* Data in this exercise
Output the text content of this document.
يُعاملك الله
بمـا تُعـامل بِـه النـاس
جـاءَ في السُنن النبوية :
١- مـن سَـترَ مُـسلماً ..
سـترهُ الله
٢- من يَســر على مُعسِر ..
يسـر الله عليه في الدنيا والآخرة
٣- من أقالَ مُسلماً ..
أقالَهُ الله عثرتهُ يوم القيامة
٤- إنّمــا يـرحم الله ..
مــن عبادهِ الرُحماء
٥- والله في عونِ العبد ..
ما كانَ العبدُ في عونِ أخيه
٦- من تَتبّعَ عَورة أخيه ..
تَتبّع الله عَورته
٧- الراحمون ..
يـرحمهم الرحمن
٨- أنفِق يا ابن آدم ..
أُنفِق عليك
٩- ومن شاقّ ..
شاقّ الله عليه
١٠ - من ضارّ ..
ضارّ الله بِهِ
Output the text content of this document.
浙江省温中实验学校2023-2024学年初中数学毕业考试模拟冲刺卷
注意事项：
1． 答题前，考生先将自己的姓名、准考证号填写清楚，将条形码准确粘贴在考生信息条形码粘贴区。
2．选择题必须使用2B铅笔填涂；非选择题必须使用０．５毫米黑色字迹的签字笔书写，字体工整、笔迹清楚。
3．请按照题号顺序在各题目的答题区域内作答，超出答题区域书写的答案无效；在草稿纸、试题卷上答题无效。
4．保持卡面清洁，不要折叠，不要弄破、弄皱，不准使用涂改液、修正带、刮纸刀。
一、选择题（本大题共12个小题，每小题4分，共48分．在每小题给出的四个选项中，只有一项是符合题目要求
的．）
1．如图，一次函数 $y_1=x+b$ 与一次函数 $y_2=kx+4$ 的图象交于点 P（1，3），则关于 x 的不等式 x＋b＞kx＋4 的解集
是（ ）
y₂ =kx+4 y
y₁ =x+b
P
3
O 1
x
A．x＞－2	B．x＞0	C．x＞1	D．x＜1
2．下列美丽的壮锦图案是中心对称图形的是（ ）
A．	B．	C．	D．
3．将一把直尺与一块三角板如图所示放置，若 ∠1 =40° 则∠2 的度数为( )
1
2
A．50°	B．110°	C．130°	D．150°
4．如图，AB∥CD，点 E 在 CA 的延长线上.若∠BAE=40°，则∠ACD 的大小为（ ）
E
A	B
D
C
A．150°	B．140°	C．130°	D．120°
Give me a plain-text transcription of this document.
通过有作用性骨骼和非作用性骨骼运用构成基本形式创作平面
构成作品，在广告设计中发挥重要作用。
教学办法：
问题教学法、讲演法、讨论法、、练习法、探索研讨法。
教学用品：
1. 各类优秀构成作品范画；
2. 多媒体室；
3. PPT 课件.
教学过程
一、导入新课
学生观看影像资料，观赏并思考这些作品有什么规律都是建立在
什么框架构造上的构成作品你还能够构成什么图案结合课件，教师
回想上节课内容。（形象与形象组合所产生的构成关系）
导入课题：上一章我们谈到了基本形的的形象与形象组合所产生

* Description of the task
With both ends included, please retype exactly the lines from the line containing "Give me a plain-text" to the final line of the data.

* Task response
Give me a plain-text transcription of this document.
通过有作用性骨骼和非作用性骨骼运用构成基本形式创作平面
构成作品，在广告设计中发挥重要作用。
教学办法：
问题教学法、讲演法、讨论法、、练习法、探索研讨法。
教学用品：
1. 各类优秀构成作品范画；
2. 多媒体室；
3. PPT 课件.
教学过程
一、导入新课
学生观看影像资料，观赏并思考这些作品有什么规律都是建立在
什么框架构造上的构成作品你还能够构成什么图案结合课件，教师
回想上节课内容。（形象与形象组合所产生的构成关系）
导入课题：上一章我们谈到了基本形的的形象与形象组合所产生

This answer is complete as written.